Any pictures should be dropped; everything else in the records is to be returned exactly.
# # #
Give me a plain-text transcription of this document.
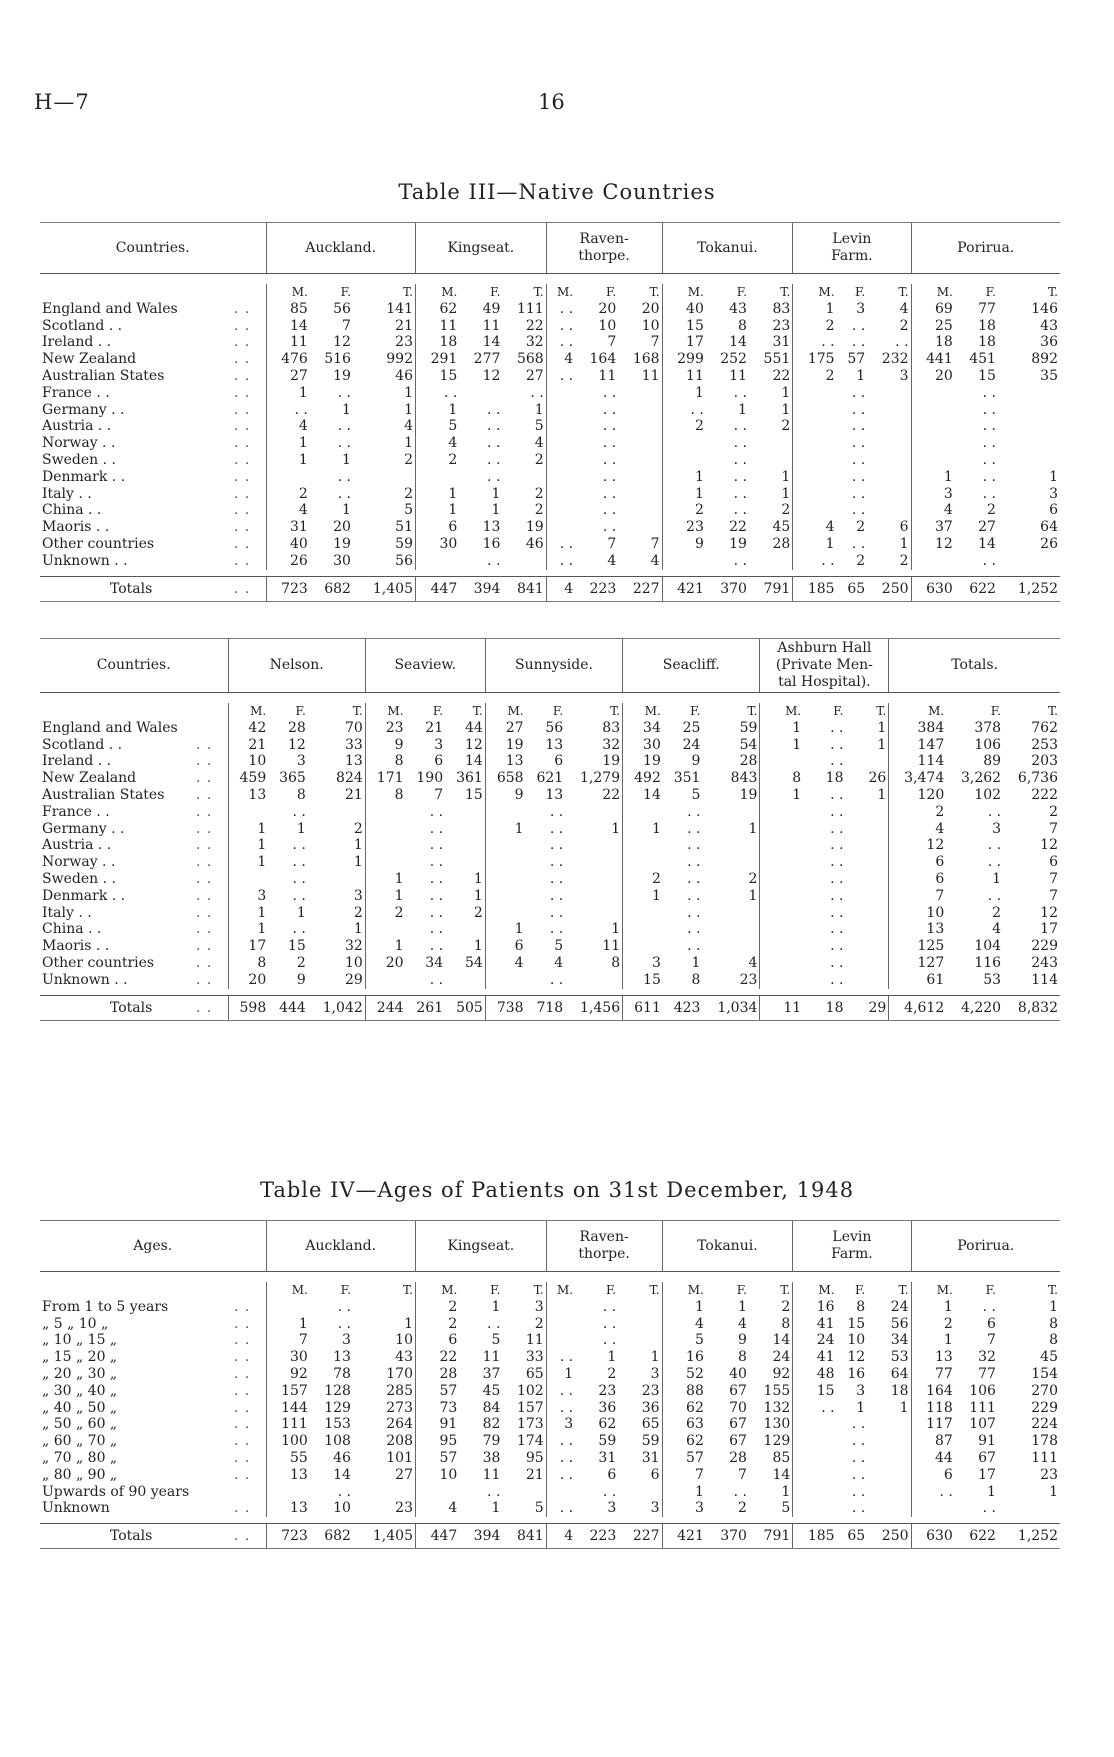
H—7	16
Table III—Native Countries
Countries.		Auckland.			Kingseat.			Raven-
thorpe.			Tokanui.			Levin
Farm.			Porirua.		

		M.	F.	T.	M.	F.	T.	M.	F.	T.	M.	F.	T.	M.	F.	T.	M.	F.	T.
England and Wales	. .	85	56	141	62	49	111	. .	20	20	40	43	83	1	3	4	69	77	146
Scotland . .	. .	14	7	21	11	11	22	. .	10	10	15	8	23	2	. .	2	25	18	43
Ireland . .	. .	11	12	23	18	14	32	. .	7	7	17	14	31	. .	. .	. .	18	18	36
New Zealand	. .	476	516	992	291	277	568	4	164	168	299	252	551	175	57	232	441	451	892
Australian States	. .	27	19	46	15	12	27	. .	11	11	11	11	22	2	1	3	20	15	35
France . .	. .	1	. .	1	. .		. .		. .		1	. .	1		. .			. .	
Germany . .	. .	. .	1	1	1	. .	1		. .		. .	1	1		. .			. .	
Austria . .	. .	4	. .	4	5	. .	5		. .		2	. .	2		. .			. .	
Norway . .	. .	1	. .	1	4	. .	4		. .			. .			. .			. .	
Sweden . .	. .	1	1	2	2	. .	2		. .			. .			. .			. .	
Denmark . .	. .		. .			. .			. .		1	. .	1		. .		1	. .	1
Italy . .	. .	2	. .	2	1	1	2		. .		1	. .	1		. .		3	. .	3
China . .	. .	4	1	5	1	1	2		. .		2	. .	2		. .		4	2	6
Maoris . .	. .	31	20	51	6	13	19		. .		23	22	45	4	2	6	37	27	64
Other countries	. .	40	19	59	30	16	46	. .	7	7	9	19	28	1	. .	1	12	14	26
Unknown . .	. .	26	30	56		. .		. .	4	4		. .		. .	2	2		. .	

Totals	. .	723	682	1,405	447	394	841	4	223	227	421	370	791	185	65	250	630	622	1,252
Countries.		Nelson.			Seaview.			Sunnyside.			Seacliff.			Ashburn Hall
(Private Men-
tal Hospital).			Totals.		

		M.	F.	T.	M.	F.	T.	M.	F.	T.	M.	F.	T.	M.	F.	T.	M.	F.	T.
England and Wales		42	28	70	23	21	44	27	56	83	34	25	59	1	. .	1	384	378	762
Scotland . .	. .	21	12	33	9	3	12	19	13	32	30	24	54	1	. .	1	147	106	253
Ireland . .	. .	10	3	13	8	6	14	13	6	19	19	9	28		. .		114	89	203
New Zealand	. .	459	365	824	171	190	361	658	621	1,279	492	351	843	8	18	26	3,474	3,262	6,736
Australian States	. .	13	8	21	8	7	15	9	13	22	14	5	19	1	. .	1	120	102	222
France . .	. .		. .			. .			. .			. .			. .		2	. .	2
Germany . .	. .	1	1	2		. .		1	. .	1	1	. .	1		. .		4	3	7
Austria . .	. .	1	. .	1		. .			. .			. .			. .		12	. .	12
Norway . .	. .	1	. .	1		. .			. .			. .			. .		6	. .	6
Sweden . .	. .		. .		1	. .	1		. .		2	. .	2		. .		6	1	7
Denmark . .	. .	3	. .	3	1	. .	1		. .		1	. .	1		. .		7	. .	7
Italy . .	. .	1	1	2	2	. .	2		. .			. .			. .		10	2	12
China . .	. .	1	. .	1		. .		1	. .	1		. .			. .		13	4	17
Maoris . .	. .	17	15	32	1	. .	1	6	5	11		. .			. .		125	104	229
Other countries	. .	8	2	10	20	34	54	4	4	8	3	1	4		. .		127	116	243
Unknown . .	. .	20	9	29		. .			. .		15	8	23		. .		61	53	114

Totals	. .	598	444	1,042	244	261	505	738	718	1,456	611	423	1,034	11	18	29	4,612	4,220	8,832
Table IV—Ages of Patients on 31st December, 1948
Ages.		Auckland.			Kingseat.			Raven-
thorpe.			Tokanui.			Levin
Farm.			Porirua.		

		M.	F.	T.	M.	F.	T.	M.	F.	T.	M.	F.	T.	M.	F.	T.	M.	F.	T.
From 1 to 5 years	. .		. .		2	1	3		. .		1	1	2	16	8	24	1	. .	1
„ 5 „ 10 „	. .	1	. .	1	2	. .	2		. .		4	4	8	41	15	56	2	6	8
„ 10 „ 15 „	. .	7	3	10	6	5	11		. .		5	9	14	24	10	34	1	7	8
„ 15 „ 20 „	. .	30	13	43	22	11	33	. .	1	1	16	8	24	41	12	53	13	32	45
„ 20 „ 30 „	. .	92	78	170	28	37	65	1	2	3	52	40	92	48	16	64	77	77	154
„ 30 „ 40 „	. .	157	128	285	57	45	102	. .	23	23	88	67	155	15	3	18	164	106	270
„ 40 „ 50 „	. .	144	129	273	73	84	157	. .	36	36	62	70	132	. .	1	1	118	111	229
„ 50 „ 60 „	. .	111	153	264	91	82	173	3	62	65	63	67	130		. .		117	107	224
„ 60 „ 70 „	. .	100	108	208	95	79	174	. .	59	59	62	67	129		. .		87	91	178
„ 70 „ 80 „	. .	55	46	101	57	38	95	. .	31	31	57	28	85		. .		44	67	111
„ 80 „ 90 „	. .	13	14	27	10	11	21	. .	6	6	7	7	14		. .		6	17	23
Upwards of 90 years			. .			. .			. .		1	. .	1		. .		. .	1	1
Unknown	. .	13	10	23	4	1	5	. .	3	3	3	2	5		. .			. .	

Totals	. .	723	682	1,405	447	394	841	4	223	227	421	370	791	185	65	250	630	622	1,252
# # #
ANSWER SECTION »
Give me a plain-text transcription of this document.
H—7	16
Table III—Native Countries
Countries.		Auckland.			Kingseat.			Raven-
thorpe.			Tokanui.			Levin
Farm.			Porirua.		

		M.	F.	T.	M.	F.	T.	M.	F.	T.	M.	F.	T.	M.	F.	T.	M.	F.	T.
England and Wales	. .	85	56	141	62	49	111	. .	20	20	40	43	83	1	3	4	69	77	146
Scotland . .	. .	14	7	21	11	11	22	. .	10	10	15	8	23	2	. .	2	25	18	43
Ireland . .	. .	11	12	23	18	14	32	. .	7	7	17	14	31	. .	. .	. .	18	18	36
New Zealand	. .	476	516	992	291	277	568	4	164	168	299	252	551	175	57	232	441	451	892
Australian States	. .	27	19	46	15	12	27	. .	11	11	11	11	22	2	1	3	20	15	35
France . .	. .	1	. .	1	. .		. .		. .		1	. .	1		. .			. .	
Germany . .	. .	. .	1	1	1	. .	1		. .		. .	1	1		. .			. .	
Austria . .	. .	4	. .	4	5	. .	5		. .		2	. .	2		. .			. .	
Norway . .	. .	1	. .	1	4	. .	4		. .			. .			. .			. .	
Sweden . .	. .	1	1	2	2	. .	2		. .			. .			. .			. .	
Denmark . .	. .		. .			. .			. .		1	. .	1		. .		1	. .	1
Italy . .	. .	2	. .	2	1	1	2		. .		1	. .	1		. .		3	. .	3
China . .	. .	4	1	5	1	1	2		. .		2	. .	2		. .		4	2	6
Maoris . .	. .	31	20	51	6	13	19		. .		23	22	45	4	2	6	37	27	64
Other countries	. .	40	19	59	30	16	46	. .	7	7	9	19	28	1	. .	1	12	14	26
Unknown . .	. .	26	30	56		. .		. .	4	4		. .		. .	2	2		. .	

Totals	. .	723	682	1,405	447	394	841	4	223	227	421	370	791	185	65	250	630	622	1,252
Countries.		Nelson.			Seaview.			Sunnyside.			Seacliff.			Ashburn Hall
(Private Men-
tal Hospital).			Totals.		

		M.	F.	T.	M.	F.	T.	M.	F.	T.	M.	F.	T.	M.	F.	T.	M.	F.	T.
England and Wales		42	28	70	23	21	44	27	56	83	34	25	59	1	. .	1	384	378	762
Scotland . .	. .	21	12	33	9	3	12	19	13	32	30	24	54	1	. .	1	147	106	253
Ireland . .	. .	10	3	13	8	6	14	13	6	19	19	9	28		. .		114	89	203
New Zealand	. .	459	365	824	171	190	361	658	621	1,279	492	351	843	8	18	26	3,474	3,262	6,736
Australian States	. .	13	8	21	8	7	15	9	13	22	14	5	19	1	. .	1	120	102	222
France . .	. .		. .			. .			. .			. .			. .		2	. .	2
Germany . .	. .	1	1	2		. .		1	. .	1	1	. .	1		. .		4	3	7
Austria . .	. .	1	. .	1		. .			. .			. .			. .		12	. .	12
Norway . .	. .	1	. .	1		. .			. .			. .			. .		6	. .	6
Sweden . .	. .		. .		1	. .	1		. .		2	. .	2		. .		6	1	7
Denmark . .	. .	3	. .	3	1	. .	1		. .		1	. .	1		. .		7	. .	7
Italy . .	. .	1	1	2	2	. .	2		. .			. .			. .		10	2	12
China . .	. .	1	. .	1		. .		1	. .	1		. .			. .		13	4	17
Maoris . .	. .	17	15	32	1	. .	1	6	5	11		. .			. .		125	104	229
Other countries	. .	8	2	10	20	34	54	4	4	8	3	1	4		. .		127	116	243
Unknown . .	. .	20	9	29		. .			. .		15	8	23		. .		61	53	114

Totals	. .	598	444	1,042	244	261	505	738	718	1,456	611	423	1,034	11	18	29	4,612	4,220	8,832
Table IV—Ages of Patients on 31st December, 1948
Ages.		Auckland.			Kingseat.			Raven-
thorpe.			Tokanui.			Levin
Farm.			Porirua.		

		M.	F.	T.	M.	F.	T.	M.	F.	T.	M.	F.	T.	M.	F.	T.	M.	F.	T.
From 1 to 5 years	. .		. .		2	1	3		. .		1	1	2	16	8	24	1	. .	1
„ 5 „ 10 „	. .	1	. .	1	2	. .	2		. .		4	4	8	41	15	56	2	6	8
„ 10 „ 15 „	. .	7	3	10	6	5	11		. .		5	9	14	24	10	34	1	7	8
„ 15 „ 20 „	. .	30	13	43	22	11	33	. .	1	1	16	8	24	41	12	53	13	32	45
„ 20 „ 30 „	. .	92	78	170	28	37	65	1	2	3	52	40	92	48	16	64	77	77	154
„ 30 „ 40 „	. .	157	128	285	57	45	102	. .	23	23	88	67	155	15	3	18	164	106	270
„ 40 „ 50 „	. .	144	129	273	73	84	157	. .	36	36	62	70	132	. .	1	1	118	111	229
„ 50 „ 60 „	. .	111	153	264	91	82	173	3	62	65	63	67	130		. .		117	107	224
„ 60 „ 70 „	. .	100	108	208	95	79	174	. .	59	59	62	67	129		. .		87	91	178
„ 70 „ 80 „	. .	55	46	101	57	38	95	. .	31	31	57	28	85		. .		44	67	111
„ 80 „ 90 „	. .	13	14	27	10	11	21	. .	6	6	7	7	14		. .		6	17	23
Upwards of 90 years			. .			. .			. .		1	. .	1		. .		. .	1	1
Unknown	. .	13	10	23	4	1	5	. .	3	3	3	2	5		. .			. .	

Totals	. .	723	682	1,405	447	394	841	4	223	227	421	370	791	185	65	250	630	622	1,252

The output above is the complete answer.